= Supplied information =

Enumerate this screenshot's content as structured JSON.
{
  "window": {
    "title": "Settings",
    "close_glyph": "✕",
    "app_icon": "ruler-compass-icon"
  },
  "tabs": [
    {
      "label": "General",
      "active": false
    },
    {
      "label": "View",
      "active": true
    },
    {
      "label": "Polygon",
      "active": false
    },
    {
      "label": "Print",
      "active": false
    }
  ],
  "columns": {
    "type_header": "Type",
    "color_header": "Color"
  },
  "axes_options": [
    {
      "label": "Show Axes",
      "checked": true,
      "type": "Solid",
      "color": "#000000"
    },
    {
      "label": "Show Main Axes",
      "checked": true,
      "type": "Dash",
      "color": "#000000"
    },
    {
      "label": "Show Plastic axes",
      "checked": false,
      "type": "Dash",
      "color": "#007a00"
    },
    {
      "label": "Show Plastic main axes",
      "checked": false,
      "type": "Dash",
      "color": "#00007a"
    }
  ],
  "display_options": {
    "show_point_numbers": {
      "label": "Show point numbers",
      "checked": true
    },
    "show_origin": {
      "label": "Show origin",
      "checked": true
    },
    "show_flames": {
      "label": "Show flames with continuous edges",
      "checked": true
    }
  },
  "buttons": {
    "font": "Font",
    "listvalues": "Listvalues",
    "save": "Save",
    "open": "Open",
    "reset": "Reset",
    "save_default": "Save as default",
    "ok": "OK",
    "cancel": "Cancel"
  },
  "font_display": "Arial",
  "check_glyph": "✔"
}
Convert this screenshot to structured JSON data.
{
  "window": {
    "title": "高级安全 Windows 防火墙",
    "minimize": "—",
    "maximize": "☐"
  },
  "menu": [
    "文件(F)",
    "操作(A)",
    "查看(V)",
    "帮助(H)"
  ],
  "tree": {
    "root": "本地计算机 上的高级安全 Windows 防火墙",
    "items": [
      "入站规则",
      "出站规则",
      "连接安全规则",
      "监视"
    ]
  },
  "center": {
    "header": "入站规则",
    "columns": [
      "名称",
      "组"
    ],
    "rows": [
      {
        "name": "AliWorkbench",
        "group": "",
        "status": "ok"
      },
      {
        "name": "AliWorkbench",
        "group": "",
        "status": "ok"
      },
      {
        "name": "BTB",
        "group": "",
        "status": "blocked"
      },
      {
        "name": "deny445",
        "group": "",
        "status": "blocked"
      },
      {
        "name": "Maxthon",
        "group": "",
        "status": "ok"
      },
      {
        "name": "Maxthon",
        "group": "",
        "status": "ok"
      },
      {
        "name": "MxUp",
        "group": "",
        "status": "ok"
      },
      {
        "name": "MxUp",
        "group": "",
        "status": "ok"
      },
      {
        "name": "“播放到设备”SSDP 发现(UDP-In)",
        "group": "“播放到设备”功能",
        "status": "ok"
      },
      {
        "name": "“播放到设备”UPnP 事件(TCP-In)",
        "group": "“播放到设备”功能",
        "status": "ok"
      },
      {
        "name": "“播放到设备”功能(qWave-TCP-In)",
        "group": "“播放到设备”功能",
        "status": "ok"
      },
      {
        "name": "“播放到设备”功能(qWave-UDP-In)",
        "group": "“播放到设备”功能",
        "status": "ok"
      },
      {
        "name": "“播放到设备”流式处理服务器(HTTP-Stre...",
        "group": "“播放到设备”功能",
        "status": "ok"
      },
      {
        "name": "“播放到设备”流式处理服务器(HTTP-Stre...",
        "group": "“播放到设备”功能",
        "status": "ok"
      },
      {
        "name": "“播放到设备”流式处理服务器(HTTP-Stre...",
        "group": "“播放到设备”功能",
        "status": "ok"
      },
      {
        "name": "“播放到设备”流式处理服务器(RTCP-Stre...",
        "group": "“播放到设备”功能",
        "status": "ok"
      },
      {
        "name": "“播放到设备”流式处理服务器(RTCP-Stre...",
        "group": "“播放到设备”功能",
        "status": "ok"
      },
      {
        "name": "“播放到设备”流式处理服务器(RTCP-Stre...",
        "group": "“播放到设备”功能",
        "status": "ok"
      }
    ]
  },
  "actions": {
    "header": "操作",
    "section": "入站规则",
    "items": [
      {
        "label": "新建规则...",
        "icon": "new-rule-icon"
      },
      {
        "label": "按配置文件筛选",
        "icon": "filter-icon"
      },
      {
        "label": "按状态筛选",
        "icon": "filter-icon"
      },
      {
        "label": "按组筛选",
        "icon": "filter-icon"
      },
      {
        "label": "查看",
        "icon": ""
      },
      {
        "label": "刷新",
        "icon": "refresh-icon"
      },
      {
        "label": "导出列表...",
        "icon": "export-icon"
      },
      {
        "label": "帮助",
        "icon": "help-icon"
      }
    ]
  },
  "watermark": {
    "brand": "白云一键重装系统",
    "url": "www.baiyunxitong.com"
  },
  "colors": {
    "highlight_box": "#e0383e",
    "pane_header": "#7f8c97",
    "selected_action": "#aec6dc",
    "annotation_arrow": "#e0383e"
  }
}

= What is being asked =
Exactly reproduce all of the entries.

= Result =
Enumerate this screenshot's content as structured JSON.
{
  "window": {
    "title": "Settings",
    "close_glyph": "✕",
    "app_icon": "ruler-compass-icon"
  },
  "tabs": [
    {
      "label": "General",
      "active": false
    },
    {
      "label": "View",
      "active": true
    },
    {
      "label": "Polygon",
      "active": false
    },
    {
      "label": "Print",
      "active": false
    }
  ],
  "columns": {
    "type_header": "Type",
    "color_header": "Color"
  },
  "axes_options": [
    {
      "label": "Show Axes",
      "checked": true,
      "type": "Solid",
      "color": "#000000"
    },
    {
      "label": "Show Main Axes",
      "checked": true,
      "type": "Dash",
      "color": "#000000"
    },
    {
      "label": "Show Plastic axes",
      "checked": false,
      "type": "Dash",
      "color": "#007a00"
    },
    {
      "label": "Show Plastic main axes",
      "checked": false,
      "type": "Dash",
      "color": "#00007a"
    }
  ],
  "display_options": {
    "show_point_numbers": {
      "label": "Show point numbers",
      "checked": true
    },
    "show_origin": {
      "label": "Show origin",
      "checked": true
    },
    "show_flames": {
      "label": "Show flames with continuous edges",
      "checked": true
    }
  },
  "buttons": {
    "font": "Font",
    "listvalues": "Listvalues",
    "save": "Save",
    "open": "Open",
    "reset": "Reset",
    "save_default": "Save as default",
    "ok": "OK",
    "cancel": "Cancel"
  },
  "font_display": "Arial",
  "check_glyph": "✔"
}
Convert this screenshot to structured JSON data.
{
  "window": {
    "title": "高级安全 Windows 防火墙",
    "minimize": "—",
    "maximize": "☐"
  },
  "menu": [
    "文件(F)",
    "操作(A)",
    "查看(V)",
    "帮助(H)"
  ],
  "tree": {
    "root": "本地计算机 上的高级安全 Windows 防火墙",
    "items": [
      "入站规则",
      "出站规则",
      "连接安全规则",
      "监视"
    ]
  },
  "center": {
    "header": "入站规则",
    "columns": [
      "名称",
      "组"
    ],
    "rows": [
      {
        "name": "AliWorkbench",
        "group": "",
        "status": "ok"
      },
      {
        "name": "AliWorkbench",
        "group": "",
        "status": "ok"
      },
      {
        "name": "BTB",
        "group": "",
        "status": "blocked"
      },
      {
        "name": "deny445",
        "group": "",
        "status": "blocked"
      },
      {
        "name": "Maxthon",
        "group": "",
        "status": "ok"
      },
      {
        "name": "Maxthon",
        "group": "",
        "status": "ok"
      },
      {
        "name": "MxUp",
        "group": "",
        "status": "ok"
      },
      {
        "name": "MxUp",
        "group": "",
        "status": "ok"
      },
      {
        "name": "“播放到设备”SSDP 发现(UDP-In)",
        "group": "“播放到设备”功能",
        "status": "ok"
      },
      {
        "name": "“播放到设备”UPnP 事件(TCP-In)",
        "group": "“播放到设备”功能",
        "status": "ok"
      },
      {
        "name": "“播放到设备”功能(qWave-TCP-In)",
        "group": "“播放到设备”功能",
        "status": "ok"
      },
      {
        "name": "“播放到设备”功能(qWave-UDP-In)",
        "group": "“播放到设备”功能",
        "status": "ok"
      },
      {
        "name": "“播放到设备”流式处理服务器(HTTP-Stre...",
        "group": "“播放到设备”功能",
        "status": "ok"
      },
      {
        "name": "“播放到设备”流式处理服务器(HTTP-Stre...",
        "group": "“播放到设备”功能",
        "status": "ok"
      },
      {
        "name": "“播放到设备”流式处理服务器(HTTP-Stre...",
        "group": "“播放到设备”功能",
        "status": "ok"
      },
      {
        "name": "“播放到设备”流式处理服务器(RTCP-Stre...",
        "group": "“播放到设备”功能",
        "status": "ok"
      },
      {
        "name": "“播放到设备”流式处理服务器(RTCP-Stre...",
        "group": "“播放到设备”功能",
        "status": "ok"
      },
      {
        "name": "“播放到设备”流式处理服务器(RTCP-Stre...",
        "group": "“播放到设备”功能",
        "status": "ok"
      }
    ]
  },
  "actions": {
    "header": "操作",
    "section": "入站规则",
    "items": [
      {
        "label": "新建规则...",
        "icon": "new-rule-icon"
      },
      {
        "label": "按配置文件筛选",
        "icon": "filter-icon"
      },
      {
        "label": "按状态筛选",
        "icon": "filter-icon"
      },
      {
        "label": "按组筛选",
        "icon": "filter-icon"
      },
      {
        "label": "查看",
        "icon": ""
      },
      {
        "label": "刷新",
        "icon": "refresh-icon"
      },
      {
        "label": "导出列表...",
        "icon": "export-icon"
      },
      {
        "label": "帮助",
        "icon": "help-icon"
      }
    ]
  },
  "watermark": {
    "brand": "白云一键重装系统",
    "url": "www.baiyunxitong.com"
  },
  "colors": {
    "highlight_box": "#e0383e",
    "pane_header": "#7f8c97",
    "selected_action": "#aec6dc",
    "annotation_arrow": "#e0383e"
  }
}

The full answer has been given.